Region boundary data:
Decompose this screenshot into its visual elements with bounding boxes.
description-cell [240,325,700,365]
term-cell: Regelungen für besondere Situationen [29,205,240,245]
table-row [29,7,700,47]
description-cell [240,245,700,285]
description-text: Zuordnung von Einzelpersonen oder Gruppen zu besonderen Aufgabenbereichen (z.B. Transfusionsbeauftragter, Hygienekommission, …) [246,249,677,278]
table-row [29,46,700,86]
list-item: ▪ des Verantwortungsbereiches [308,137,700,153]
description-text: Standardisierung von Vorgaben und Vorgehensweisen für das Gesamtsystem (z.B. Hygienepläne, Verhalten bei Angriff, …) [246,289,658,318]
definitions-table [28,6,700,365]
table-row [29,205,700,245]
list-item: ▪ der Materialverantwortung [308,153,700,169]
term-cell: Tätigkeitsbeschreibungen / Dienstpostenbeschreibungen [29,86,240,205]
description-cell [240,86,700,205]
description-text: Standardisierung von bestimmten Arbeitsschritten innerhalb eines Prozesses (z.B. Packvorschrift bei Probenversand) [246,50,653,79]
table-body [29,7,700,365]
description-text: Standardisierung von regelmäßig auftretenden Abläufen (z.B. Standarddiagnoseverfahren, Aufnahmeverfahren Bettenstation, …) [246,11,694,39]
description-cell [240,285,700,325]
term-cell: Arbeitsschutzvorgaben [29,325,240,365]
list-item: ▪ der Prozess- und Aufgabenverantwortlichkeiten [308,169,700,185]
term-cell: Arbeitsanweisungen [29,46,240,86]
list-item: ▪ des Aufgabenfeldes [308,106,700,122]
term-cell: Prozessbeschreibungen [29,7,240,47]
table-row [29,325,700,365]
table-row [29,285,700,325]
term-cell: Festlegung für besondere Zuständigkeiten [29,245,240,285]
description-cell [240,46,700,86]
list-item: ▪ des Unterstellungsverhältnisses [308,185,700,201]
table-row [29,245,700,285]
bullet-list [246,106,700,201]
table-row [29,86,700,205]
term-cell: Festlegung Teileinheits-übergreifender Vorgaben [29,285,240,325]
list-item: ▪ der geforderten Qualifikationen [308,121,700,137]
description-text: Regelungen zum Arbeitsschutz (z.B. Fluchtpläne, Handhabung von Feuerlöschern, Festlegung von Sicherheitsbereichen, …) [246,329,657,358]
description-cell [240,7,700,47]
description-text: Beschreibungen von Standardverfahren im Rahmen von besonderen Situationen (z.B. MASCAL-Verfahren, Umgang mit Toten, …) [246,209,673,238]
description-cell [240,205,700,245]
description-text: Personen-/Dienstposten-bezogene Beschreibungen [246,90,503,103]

...

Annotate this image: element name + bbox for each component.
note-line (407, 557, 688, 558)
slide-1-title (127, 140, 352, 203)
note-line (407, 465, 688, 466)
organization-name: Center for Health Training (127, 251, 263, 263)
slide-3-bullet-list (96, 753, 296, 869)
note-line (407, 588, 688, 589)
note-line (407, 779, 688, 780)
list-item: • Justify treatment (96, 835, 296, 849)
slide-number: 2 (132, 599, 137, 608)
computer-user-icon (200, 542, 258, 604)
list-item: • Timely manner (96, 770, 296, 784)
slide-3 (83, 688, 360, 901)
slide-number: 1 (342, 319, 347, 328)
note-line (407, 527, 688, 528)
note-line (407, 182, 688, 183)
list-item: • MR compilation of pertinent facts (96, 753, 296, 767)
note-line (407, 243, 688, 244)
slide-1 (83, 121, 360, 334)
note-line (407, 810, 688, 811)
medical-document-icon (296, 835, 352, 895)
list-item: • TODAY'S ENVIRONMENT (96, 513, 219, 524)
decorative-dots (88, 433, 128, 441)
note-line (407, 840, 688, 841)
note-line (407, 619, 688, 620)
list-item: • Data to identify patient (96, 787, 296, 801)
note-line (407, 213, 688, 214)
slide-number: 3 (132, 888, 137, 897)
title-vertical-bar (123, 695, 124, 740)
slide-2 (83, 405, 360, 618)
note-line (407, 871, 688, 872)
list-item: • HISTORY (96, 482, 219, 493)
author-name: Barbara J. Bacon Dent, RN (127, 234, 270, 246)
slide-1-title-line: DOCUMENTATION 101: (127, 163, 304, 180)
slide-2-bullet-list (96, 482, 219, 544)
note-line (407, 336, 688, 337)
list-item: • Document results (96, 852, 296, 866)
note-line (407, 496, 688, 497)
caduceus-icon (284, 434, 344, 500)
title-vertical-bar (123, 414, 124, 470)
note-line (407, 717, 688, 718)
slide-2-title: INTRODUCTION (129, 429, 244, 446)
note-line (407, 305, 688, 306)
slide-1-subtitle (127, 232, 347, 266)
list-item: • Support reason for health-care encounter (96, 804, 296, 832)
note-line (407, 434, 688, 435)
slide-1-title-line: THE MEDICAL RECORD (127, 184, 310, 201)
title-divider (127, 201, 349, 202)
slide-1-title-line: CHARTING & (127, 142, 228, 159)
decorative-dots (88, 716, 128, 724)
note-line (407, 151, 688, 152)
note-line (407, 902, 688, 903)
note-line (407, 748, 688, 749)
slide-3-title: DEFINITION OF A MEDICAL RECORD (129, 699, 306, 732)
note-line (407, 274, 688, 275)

---

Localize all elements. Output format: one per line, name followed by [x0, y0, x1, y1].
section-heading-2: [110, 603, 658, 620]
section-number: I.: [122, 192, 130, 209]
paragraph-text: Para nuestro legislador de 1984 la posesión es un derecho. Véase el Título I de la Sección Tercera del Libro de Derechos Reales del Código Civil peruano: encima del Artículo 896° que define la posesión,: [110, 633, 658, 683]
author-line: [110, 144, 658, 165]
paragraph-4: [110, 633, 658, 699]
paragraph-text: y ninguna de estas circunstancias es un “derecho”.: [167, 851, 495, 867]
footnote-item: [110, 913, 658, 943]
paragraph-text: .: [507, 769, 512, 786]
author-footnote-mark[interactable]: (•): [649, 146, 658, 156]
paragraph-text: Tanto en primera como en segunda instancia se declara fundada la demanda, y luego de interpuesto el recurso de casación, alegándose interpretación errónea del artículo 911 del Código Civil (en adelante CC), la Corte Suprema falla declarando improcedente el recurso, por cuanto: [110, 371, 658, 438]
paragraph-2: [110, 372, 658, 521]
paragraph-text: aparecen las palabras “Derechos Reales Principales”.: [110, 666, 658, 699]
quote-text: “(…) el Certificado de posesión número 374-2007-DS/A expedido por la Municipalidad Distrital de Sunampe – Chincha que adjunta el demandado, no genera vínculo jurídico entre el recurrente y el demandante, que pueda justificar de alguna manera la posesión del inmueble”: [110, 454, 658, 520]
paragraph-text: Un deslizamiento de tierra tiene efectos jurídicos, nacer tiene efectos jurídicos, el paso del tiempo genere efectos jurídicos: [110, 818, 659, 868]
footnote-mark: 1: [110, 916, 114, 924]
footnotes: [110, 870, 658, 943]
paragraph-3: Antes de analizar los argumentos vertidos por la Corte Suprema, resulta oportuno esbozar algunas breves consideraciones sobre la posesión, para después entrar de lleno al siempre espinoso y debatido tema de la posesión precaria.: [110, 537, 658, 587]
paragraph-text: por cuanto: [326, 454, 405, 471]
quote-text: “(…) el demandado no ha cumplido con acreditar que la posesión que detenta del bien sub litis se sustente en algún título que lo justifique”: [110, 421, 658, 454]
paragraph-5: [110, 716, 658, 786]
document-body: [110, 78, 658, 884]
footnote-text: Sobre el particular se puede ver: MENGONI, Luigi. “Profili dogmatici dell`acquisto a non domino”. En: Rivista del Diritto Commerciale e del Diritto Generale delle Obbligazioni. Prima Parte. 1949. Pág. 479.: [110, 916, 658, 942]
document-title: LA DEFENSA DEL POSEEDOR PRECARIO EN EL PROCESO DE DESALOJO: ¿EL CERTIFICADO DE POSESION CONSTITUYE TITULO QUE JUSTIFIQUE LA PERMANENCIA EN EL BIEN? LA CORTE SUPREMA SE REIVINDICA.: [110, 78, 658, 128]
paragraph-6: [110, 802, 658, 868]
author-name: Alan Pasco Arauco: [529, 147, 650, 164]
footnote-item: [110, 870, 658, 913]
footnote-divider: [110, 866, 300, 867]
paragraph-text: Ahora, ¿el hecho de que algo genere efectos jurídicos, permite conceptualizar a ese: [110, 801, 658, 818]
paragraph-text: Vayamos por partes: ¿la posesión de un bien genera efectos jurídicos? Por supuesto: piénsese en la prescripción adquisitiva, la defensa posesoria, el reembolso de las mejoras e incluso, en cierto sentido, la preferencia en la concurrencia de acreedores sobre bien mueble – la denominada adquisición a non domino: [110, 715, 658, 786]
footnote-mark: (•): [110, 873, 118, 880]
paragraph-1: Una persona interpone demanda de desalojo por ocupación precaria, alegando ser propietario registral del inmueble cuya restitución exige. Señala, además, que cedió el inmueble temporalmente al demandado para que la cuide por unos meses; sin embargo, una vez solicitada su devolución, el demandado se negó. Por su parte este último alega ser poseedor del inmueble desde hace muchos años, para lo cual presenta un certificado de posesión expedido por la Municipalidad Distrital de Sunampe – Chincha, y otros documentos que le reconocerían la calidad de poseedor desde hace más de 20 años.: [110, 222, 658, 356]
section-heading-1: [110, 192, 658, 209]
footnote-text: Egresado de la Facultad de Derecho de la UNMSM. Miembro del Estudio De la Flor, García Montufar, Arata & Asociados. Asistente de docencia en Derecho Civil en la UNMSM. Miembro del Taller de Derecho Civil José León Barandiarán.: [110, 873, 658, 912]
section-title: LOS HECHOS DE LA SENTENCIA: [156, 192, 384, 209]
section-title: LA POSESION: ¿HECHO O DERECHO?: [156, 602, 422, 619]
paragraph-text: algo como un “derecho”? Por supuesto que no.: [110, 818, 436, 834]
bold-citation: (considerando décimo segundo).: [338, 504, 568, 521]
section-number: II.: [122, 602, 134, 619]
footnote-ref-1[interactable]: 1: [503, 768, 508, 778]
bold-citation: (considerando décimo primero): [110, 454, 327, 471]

■ **To be done**
From the records above, list every line that contains the string "term", matching case exactly.

■ **Full response**
term-cell: Regelungen für besondere Situationen [29,205,240,245]
term-cell: Tätigkeitsbeschreibungen / Dienstpostenbeschreibungen [29,86,240,205]
term-cell: Arbeitsschutzvorgaben [29,325,240,365]
term-cell: Arbeitsanweisungen [29,46,240,86]
term-cell: Prozessbeschreibungen [29,7,240,47]
term-cell: Festlegung für besondere Zuständigkeiten [29,245,240,285]
term-cell: Festlegung Teileinheits-übergreifender Vorgaben [29,285,240,325]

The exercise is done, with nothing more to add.